Data entries for graphics
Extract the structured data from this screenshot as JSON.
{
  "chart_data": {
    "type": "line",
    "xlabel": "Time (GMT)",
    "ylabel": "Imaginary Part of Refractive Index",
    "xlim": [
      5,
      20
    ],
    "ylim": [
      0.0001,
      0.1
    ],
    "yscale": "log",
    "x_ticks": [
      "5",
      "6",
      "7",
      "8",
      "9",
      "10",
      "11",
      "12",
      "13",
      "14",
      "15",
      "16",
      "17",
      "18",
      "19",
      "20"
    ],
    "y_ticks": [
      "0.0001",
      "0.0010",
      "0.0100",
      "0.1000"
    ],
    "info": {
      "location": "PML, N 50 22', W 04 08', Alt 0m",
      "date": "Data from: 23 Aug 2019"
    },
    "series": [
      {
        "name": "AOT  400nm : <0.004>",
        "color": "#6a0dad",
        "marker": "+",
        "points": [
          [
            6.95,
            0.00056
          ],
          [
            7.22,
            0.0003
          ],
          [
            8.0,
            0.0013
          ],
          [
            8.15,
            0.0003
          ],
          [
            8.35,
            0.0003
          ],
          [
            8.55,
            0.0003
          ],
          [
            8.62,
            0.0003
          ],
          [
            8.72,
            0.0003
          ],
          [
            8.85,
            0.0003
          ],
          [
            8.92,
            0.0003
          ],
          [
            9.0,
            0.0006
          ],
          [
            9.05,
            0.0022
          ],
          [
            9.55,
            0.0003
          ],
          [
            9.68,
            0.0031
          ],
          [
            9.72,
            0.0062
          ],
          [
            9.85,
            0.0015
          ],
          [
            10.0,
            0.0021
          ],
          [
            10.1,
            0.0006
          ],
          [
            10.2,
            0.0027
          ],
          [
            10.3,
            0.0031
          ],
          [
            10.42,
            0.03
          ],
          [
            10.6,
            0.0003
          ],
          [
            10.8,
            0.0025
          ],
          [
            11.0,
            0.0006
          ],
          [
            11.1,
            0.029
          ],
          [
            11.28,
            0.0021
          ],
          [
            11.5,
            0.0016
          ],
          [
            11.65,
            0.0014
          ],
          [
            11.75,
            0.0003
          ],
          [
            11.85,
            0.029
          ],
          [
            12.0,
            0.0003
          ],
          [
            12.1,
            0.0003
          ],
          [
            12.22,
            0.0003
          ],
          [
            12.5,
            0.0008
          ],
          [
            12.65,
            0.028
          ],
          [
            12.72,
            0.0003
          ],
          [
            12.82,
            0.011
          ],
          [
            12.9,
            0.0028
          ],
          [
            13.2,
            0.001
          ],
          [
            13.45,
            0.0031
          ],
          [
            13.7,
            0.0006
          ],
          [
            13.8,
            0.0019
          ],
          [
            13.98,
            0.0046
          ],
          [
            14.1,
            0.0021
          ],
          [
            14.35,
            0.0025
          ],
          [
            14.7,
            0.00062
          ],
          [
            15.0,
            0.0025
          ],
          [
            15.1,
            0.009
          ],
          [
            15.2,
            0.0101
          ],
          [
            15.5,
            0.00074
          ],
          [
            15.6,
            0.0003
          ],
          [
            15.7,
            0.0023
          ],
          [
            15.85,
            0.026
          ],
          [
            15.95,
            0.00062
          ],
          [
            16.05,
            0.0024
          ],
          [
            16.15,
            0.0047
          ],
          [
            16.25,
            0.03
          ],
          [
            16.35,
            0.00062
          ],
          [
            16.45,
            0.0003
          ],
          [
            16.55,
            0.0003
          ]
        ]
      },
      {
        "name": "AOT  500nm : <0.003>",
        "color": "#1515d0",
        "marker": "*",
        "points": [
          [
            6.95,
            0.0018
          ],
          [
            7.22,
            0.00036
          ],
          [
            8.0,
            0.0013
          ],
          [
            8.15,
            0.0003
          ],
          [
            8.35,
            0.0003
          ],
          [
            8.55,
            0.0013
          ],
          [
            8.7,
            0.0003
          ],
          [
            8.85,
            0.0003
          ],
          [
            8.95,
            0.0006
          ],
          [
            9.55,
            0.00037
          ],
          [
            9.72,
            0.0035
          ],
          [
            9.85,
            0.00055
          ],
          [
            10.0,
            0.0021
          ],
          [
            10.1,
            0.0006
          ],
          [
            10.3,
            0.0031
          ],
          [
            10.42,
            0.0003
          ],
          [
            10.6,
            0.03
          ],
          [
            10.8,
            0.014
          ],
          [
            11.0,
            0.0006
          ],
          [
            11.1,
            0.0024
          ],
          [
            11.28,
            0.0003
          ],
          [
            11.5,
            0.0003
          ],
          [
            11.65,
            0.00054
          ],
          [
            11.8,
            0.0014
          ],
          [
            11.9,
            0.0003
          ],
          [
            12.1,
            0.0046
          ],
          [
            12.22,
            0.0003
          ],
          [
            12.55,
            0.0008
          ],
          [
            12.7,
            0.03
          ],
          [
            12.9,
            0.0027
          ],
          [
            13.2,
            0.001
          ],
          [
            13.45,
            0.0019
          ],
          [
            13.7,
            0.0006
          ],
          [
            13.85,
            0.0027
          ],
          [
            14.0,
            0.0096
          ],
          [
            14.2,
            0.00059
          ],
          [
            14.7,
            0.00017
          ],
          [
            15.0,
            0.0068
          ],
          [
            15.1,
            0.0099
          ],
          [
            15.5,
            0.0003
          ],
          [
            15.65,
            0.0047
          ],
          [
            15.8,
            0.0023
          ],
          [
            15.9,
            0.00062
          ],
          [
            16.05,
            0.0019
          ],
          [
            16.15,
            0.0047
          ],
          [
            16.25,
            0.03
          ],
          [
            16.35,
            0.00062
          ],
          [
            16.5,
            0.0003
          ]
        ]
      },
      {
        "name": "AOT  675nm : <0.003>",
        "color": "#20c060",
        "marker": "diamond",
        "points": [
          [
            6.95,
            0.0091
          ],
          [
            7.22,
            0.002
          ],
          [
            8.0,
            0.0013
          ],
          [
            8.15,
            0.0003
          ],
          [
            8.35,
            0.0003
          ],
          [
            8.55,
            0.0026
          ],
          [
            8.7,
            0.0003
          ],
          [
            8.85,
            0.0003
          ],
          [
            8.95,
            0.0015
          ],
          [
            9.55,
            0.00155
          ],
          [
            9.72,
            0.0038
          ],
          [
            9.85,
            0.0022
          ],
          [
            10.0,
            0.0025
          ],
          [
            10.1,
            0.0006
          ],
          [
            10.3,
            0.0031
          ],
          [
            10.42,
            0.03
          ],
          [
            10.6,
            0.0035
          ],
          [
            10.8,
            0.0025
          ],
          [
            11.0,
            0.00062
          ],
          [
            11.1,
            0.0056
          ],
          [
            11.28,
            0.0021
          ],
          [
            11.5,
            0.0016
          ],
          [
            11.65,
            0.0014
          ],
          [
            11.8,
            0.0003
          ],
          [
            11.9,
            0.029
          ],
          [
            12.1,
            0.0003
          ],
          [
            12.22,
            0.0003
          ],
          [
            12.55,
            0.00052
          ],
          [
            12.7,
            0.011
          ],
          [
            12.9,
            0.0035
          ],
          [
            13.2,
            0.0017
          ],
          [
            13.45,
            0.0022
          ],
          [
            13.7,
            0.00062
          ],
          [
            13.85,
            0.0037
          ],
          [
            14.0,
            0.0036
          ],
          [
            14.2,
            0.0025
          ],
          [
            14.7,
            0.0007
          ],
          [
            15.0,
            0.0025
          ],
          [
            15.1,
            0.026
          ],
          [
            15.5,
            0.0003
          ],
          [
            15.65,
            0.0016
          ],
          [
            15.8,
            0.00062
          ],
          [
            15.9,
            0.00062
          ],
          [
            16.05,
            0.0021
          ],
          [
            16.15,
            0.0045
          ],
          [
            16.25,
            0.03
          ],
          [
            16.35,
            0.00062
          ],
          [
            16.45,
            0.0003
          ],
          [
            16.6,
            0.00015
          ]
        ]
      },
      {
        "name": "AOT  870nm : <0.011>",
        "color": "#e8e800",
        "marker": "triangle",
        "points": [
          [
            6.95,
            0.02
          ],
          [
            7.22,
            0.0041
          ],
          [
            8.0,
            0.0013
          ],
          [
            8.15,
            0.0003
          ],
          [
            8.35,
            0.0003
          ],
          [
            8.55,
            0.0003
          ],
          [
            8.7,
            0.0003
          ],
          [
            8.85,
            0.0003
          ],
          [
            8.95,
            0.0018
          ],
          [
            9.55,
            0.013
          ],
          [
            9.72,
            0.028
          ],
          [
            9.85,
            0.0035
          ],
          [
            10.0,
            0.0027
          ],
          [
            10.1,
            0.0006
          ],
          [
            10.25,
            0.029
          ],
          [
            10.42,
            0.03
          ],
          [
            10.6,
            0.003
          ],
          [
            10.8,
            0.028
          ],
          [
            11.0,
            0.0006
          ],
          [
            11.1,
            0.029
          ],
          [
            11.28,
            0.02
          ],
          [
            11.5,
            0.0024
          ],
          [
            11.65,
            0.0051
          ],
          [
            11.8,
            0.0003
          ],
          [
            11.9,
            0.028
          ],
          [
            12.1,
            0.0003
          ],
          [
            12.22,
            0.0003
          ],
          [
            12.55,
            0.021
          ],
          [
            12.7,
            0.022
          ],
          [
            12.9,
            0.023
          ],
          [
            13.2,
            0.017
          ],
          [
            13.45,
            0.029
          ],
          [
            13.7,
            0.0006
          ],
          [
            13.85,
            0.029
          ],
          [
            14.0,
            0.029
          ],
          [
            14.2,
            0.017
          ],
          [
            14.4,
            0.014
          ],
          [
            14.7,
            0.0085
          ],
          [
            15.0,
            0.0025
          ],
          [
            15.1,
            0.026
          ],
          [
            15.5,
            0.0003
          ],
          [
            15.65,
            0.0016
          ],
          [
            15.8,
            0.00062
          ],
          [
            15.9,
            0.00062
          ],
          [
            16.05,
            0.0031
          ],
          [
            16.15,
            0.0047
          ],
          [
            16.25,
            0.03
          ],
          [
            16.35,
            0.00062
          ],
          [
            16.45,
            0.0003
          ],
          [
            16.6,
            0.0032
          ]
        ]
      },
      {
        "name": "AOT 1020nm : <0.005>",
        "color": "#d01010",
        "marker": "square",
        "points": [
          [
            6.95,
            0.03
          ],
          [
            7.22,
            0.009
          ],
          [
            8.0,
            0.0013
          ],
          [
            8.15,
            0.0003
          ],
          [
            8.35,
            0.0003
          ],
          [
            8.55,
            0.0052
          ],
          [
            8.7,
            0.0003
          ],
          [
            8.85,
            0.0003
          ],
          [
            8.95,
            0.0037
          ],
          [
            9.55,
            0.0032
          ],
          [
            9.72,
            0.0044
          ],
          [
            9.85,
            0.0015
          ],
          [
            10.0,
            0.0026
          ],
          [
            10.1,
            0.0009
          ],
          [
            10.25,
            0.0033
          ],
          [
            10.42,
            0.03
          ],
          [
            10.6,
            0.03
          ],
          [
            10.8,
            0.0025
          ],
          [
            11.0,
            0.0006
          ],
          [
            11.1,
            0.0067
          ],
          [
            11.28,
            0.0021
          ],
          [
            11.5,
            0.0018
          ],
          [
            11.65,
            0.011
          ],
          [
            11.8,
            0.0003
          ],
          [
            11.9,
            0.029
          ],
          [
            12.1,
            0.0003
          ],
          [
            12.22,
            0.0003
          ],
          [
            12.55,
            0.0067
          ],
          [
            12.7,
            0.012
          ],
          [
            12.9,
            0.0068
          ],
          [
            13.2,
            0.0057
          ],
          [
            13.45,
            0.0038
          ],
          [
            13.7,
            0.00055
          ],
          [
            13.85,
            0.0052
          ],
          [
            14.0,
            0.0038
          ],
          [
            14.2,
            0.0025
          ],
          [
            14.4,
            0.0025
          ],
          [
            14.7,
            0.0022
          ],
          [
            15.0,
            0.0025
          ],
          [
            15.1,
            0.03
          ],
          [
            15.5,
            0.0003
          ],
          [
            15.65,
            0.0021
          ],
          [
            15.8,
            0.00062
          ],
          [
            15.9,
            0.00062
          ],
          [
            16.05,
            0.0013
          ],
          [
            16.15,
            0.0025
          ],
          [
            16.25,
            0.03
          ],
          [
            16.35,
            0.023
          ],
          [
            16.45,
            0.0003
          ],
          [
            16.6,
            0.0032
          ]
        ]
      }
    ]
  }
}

[Brief]: Copy every line of the listing containing the string "color".

[Result of the task]:
        "color": "#6a0dad",
        "color": "#1515d0",
        "color": "#20c060",
        "color": "#e8e800",
        "color": "#d01010",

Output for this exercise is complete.